>> Begin

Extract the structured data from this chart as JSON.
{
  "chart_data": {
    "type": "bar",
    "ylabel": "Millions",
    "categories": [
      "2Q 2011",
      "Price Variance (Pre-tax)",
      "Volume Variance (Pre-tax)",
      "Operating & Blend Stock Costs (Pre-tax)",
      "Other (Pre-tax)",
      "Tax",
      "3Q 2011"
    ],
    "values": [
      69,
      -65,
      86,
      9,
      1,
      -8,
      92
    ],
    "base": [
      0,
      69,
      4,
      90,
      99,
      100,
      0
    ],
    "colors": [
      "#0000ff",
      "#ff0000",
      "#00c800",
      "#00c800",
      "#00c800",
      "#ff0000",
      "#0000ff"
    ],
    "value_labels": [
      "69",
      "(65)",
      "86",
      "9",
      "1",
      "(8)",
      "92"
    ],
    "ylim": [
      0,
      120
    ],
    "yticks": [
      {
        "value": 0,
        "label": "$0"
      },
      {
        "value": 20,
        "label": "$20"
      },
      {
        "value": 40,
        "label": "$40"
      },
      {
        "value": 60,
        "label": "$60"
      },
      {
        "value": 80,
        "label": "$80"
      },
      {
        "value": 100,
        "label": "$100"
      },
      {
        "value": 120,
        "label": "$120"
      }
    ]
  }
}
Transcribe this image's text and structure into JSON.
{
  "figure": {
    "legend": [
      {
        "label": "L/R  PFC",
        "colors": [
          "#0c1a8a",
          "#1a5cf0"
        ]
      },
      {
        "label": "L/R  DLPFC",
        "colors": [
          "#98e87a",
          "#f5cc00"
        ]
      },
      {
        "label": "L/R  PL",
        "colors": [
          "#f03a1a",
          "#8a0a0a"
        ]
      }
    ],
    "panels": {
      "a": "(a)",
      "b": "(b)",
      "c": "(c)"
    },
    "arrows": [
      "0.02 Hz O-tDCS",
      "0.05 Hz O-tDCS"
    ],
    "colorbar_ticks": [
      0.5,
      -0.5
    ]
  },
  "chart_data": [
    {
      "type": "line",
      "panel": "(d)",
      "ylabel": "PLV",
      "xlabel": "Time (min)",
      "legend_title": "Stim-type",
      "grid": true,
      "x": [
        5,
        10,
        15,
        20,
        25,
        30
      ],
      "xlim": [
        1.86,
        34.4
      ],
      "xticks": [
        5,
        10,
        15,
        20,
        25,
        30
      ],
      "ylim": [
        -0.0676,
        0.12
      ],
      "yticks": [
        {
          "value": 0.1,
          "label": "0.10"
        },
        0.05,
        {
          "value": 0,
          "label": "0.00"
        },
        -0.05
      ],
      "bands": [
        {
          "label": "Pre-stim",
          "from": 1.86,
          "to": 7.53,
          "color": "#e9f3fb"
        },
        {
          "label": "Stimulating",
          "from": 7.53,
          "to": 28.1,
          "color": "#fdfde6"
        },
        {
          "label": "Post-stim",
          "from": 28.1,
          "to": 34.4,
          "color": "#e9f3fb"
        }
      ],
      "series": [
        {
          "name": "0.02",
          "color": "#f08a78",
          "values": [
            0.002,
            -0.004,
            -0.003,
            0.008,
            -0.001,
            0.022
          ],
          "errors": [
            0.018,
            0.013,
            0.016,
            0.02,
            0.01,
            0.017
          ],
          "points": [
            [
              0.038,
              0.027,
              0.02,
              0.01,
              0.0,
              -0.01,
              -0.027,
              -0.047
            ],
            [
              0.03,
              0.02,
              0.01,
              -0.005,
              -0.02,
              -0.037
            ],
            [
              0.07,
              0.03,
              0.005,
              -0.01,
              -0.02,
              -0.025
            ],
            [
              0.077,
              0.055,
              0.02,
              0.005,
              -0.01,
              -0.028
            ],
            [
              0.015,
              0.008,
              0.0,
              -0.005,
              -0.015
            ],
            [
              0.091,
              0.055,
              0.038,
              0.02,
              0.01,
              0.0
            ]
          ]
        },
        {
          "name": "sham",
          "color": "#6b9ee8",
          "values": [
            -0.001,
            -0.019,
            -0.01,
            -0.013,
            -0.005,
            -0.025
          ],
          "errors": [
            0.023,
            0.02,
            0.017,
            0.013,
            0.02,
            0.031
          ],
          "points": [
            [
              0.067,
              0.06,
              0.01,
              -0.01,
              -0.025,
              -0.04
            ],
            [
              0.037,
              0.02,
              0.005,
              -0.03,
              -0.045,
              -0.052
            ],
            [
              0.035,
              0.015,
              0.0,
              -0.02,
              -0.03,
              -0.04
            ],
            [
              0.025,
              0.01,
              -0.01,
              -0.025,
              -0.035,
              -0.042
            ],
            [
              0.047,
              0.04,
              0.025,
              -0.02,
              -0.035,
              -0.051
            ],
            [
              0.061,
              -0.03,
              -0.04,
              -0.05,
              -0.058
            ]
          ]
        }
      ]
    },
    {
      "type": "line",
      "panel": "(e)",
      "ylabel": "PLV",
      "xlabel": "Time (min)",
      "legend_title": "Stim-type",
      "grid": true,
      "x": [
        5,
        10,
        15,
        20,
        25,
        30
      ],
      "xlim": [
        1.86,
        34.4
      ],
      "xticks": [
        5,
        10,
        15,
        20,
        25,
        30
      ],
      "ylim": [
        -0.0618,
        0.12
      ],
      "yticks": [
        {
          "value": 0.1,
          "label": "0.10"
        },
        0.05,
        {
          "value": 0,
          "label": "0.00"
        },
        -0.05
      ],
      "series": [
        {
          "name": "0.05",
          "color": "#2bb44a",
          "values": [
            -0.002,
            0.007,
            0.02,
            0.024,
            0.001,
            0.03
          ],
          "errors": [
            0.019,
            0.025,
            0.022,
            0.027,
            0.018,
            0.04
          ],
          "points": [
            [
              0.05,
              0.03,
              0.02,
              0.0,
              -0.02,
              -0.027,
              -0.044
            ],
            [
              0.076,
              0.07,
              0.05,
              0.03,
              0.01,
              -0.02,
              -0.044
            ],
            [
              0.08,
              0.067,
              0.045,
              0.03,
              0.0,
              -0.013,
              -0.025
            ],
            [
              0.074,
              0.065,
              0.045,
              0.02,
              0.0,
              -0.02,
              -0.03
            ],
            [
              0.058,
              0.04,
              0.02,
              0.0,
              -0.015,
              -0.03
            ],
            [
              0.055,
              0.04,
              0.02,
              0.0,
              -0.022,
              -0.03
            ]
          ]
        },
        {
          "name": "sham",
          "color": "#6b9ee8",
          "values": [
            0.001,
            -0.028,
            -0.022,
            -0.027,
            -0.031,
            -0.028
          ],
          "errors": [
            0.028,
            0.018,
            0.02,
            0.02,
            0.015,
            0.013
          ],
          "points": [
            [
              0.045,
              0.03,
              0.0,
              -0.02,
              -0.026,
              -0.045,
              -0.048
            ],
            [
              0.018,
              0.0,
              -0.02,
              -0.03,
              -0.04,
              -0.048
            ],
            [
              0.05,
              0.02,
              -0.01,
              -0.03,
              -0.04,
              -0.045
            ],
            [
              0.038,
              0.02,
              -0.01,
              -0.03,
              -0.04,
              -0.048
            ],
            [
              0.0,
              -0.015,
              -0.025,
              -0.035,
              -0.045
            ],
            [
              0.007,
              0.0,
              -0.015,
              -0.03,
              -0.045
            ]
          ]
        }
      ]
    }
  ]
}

>> End

→ Task requirements: Reproduce the material in full, with no word added or dropped.

→ Final result:
Extract the structured data from this chart as JSON.
{
  "chart_data": {
    "type": "bar",
    "ylabel": "Millions",
    "categories": [
      "2Q 2011",
      "Price Variance (Pre-tax)",
      "Volume Variance (Pre-tax)",
      "Operating & Blend Stock Costs (Pre-tax)",
      "Other (Pre-tax)",
      "Tax",
      "3Q 2011"
    ],
    "values": [
      69,
      -65,
      86,
      9,
      1,
      -8,
      92
    ],
    "base": [
      0,
      69,
      4,
      90,
      99,
      100,
      0
    ],
    "colors": [
      "#0000ff",
      "#ff0000",
      "#00c800",
      "#00c800",
      "#00c800",
      "#ff0000",
      "#0000ff"
    ],
    "value_labels": [
      "69",
      "(65)",
      "86",
      "9",
      "1",
      "(8)",
      "92"
    ],
    "ylim": [
      0,
      120
    ],
    "yticks": [
      {
        "value": 0,
        "label": "$0"
      },
      {
        "value": 20,
        "label": "$20"
      },
      {
        "value": 40,
        "label": "$40"
      },
      {
        "value": 60,
        "label": "$60"
      },
      {
        "value": 80,
        "label": "$80"
      },
      {
        "value": 100,
        "label": "$100"
      },
      {
        "value": 120,
        "label": "$120"
      }
    ]
  }
}
Transcribe this image's text and structure into JSON.
{
  "figure": {
    "legend": [
      {
        "label": "L/R  PFC",
        "colors": [
          "#0c1a8a",
          "#1a5cf0"
        ]
      },
      {
        "label": "L/R  DLPFC",
        "colors": [
          "#98e87a",
          "#f5cc00"
        ]
      },
      {
        "label": "L/R  PL",
        "colors": [
          "#f03a1a",
          "#8a0a0a"
        ]
      }
    ],
    "panels": {
      "a": "(a)",
      "b": "(b)",
      "c": "(c)"
    },
    "arrows": [
      "0.02 Hz O-tDCS",
      "0.05 Hz O-tDCS"
    ],
    "colorbar_ticks": [
      0.5,
      -0.5
    ]
  },
  "chart_data": [
    {
      "type": "line",
      "panel": "(d)",
      "ylabel": "PLV",
      "xlabel": "Time (min)",
      "legend_title": "Stim-type",
      "grid": true,
      "x": [
        5,
        10,
        15,
        20,
        25,
        30
      ],
      "xlim": [
        1.86,
        34.4
      ],
      "xticks": [
        5,
        10,
        15,
        20,
        25,
        30
      ],
      "ylim": [
        -0.0676,
        0.12
      ],
      "yticks": [
        {
          "value": 0.1,
          "label": "0.10"
        },
        0.05,
        {
          "value": 0,
          "label": "0.00"
        },
        -0.05
      ],
      "bands": [
        {
          "label": "Pre-stim",
          "from": 1.86,
          "to": 7.53,
          "color": "#e9f3fb"
        },
        {
          "label": "Stimulating",
          "from": 7.53,
          "to": 28.1,
          "color": "#fdfde6"
        },
        {
          "label": "Post-stim",
          "from": 28.1,
          "to": 34.4,
          "color": "#e9f3fb"
        }
      ],
      "series": [
        {
          "name": "0.02",
          "color": "#f08a78",
          "values": [
            0.002,
            -0.004,
            -0.003,
            0.008,
            -0.001,
            0.022
          ],
          "errors": [
            0.018,
            0.013,
            0.016,
            0.02,
            0.01,
            0.017
          ],
          "points": [
            [
              0.038,
              0.027,
              0.02,
              0.01,
              0.0,
              -0.01,
              -0.027,
              -0.047
            ],
            [
              0.03,
              0.02,
              0.01,
              -0.005,
              -0.02,
              -0.037
            ],
            [
              0.07,
              0.03,
              0.005,
              -0.01,
              -0.02,
              -0.025
            ],
            [
              0.077,
              0.055,
              0.02,
              0.005,
              -0.01,
              -0.028
            ],
            [
              0.015,
              0.008,
              0.0,
              -0.005,
              -0.015
            ],
            [
              0.091,
              0.055,
              0.038,
              0.02,
              0.01,
              0.0
            ]
          ]
        },
        {
          "name": "sham",
          "color": "#6b9ee8",
          "values": [
            -0.001,
            -0.019,
            -0.01,
            -0.013,
            -0.005,
            -0.025
          ],
          "errors": [
            0.023,
            0.02,
            0.017,
            0.013,
            0.02,
            0.031
          ],
          "points": [
            [
              0.067,
              0.06,
              0.01,
              -0.01,
              -0.025,
              -0.04
            ],
            [
              0.037,
              0.02,
              0.005,
              -0.03,
              -0.045,
              -0.052
            ],
            [
              0.035,
              0.015,
              0.0,
              -0.02,
              -0.03,
              -0.04
            ],
            [
              0.025,
              0.01,
              -0.01,
              -0.025,
              -0.035,
              -0.042
            ],
            [
              0.047,
              0.04,
              0.025,
              -0.02,
              -0.035,
              -0.051
            ],
            [
              0.061,
              -0.03,
              -0.04,
              -0.05,
              -0.058
            ]
          ]
        }
      ]
    },
    {
      "type": "line",
      "panel": "(e)",
      "ylabel": "PLV",
      "xlabel": "Time (min)",
      "legend_title": "Stim-type",
      "grid": true,
      "x": [
        5,
        10,
        15,
        20,
        25,
        30
      ],
      "xlim": [
        1.86,
        34.4
      ],
      "xticks": [
        5,
        10,
        15,
        20,
        25,
        30
      ],
      "ylim": [
        -0.0618,
        0.12
      ],
      "yticks": [
        {
          "value": 0.1,
          "label": "0.10"
        },
        0.05,
        {
          "value": 0,
          "label": "0.00"
        },
        -0.05
      ],
      "series": [
        {
          "name": "0.05",
          "color": "#2bb44a",
          "values": [
            -0.002,
            0.007,
            0.02,
            0.024,
            0.001,
            0.03
          ],
          "errors": [
            0.019,
            0.025,
            0.022,
            0.027,
            0.018,
            0.04
          ],
          "points": [
            [
              0.05,
              0.03,
              0.02,
              0.0,
              -0.02,
              -0.027,
              -0.044
            ],
            [
              0.076,
              0.07,
              0.05,
              0.03,
              0.01,
              -0.02,
              -0.044
            ],
            [
              0.08,
              0.067,
              0.045,
              0.03,
              0.0,
              -0.013,
              -0.025
            ],
            [
              0.074,
              0.065,
              0.045,
              0.02,
              0.0,
              -0.02,
              -0.03
            ],
            [
              0.058,
              0.04,
              0.02,
              0.0,
              -0.015,
              -0.03
            ],
            [
              0.055,
              0.04,
              0.02,
              0.0,
              -0.022,
              -0.03
            ]
          ]
        },
        {
          "name": "sham",
          "color": "#6b9ee8",
          "values": [
            0.001,
            -0.028,
            -0.022,
            -0.027,
            -0.031,
            -0.028
          ],
          "errors": [
            0.028,
            0.018,
            0.02,
            0.02,
            0.015,
            0.013
          ],
          "points": [
            [
              0.045,
              0.03,
              0.0,
              -0.02,
              -0.026,
              -0.045,
              -0.048
            ],
            [
              0.018,
              0.0,
              -0.02,
              -0.03,
              -0.04,
              -0.048
            ],
            [
              0.05,
              0.02,
              -0.01,
              -0.03,
              -0.04,
              -0.045
            ],
            [
              0.038,
              0.02,
              -0.01,
              -0.03,
              -0.04,
              -0.048
            ],
            [
              0.0,
              -0.015,
              -0.025,
              -0.035,
              -0.045
            ],
            [
              0.007,
              0.0,
              -0.015,
              -0.03,
              -0.045
            ]
          ]
        }
      ]
    }
  ]
}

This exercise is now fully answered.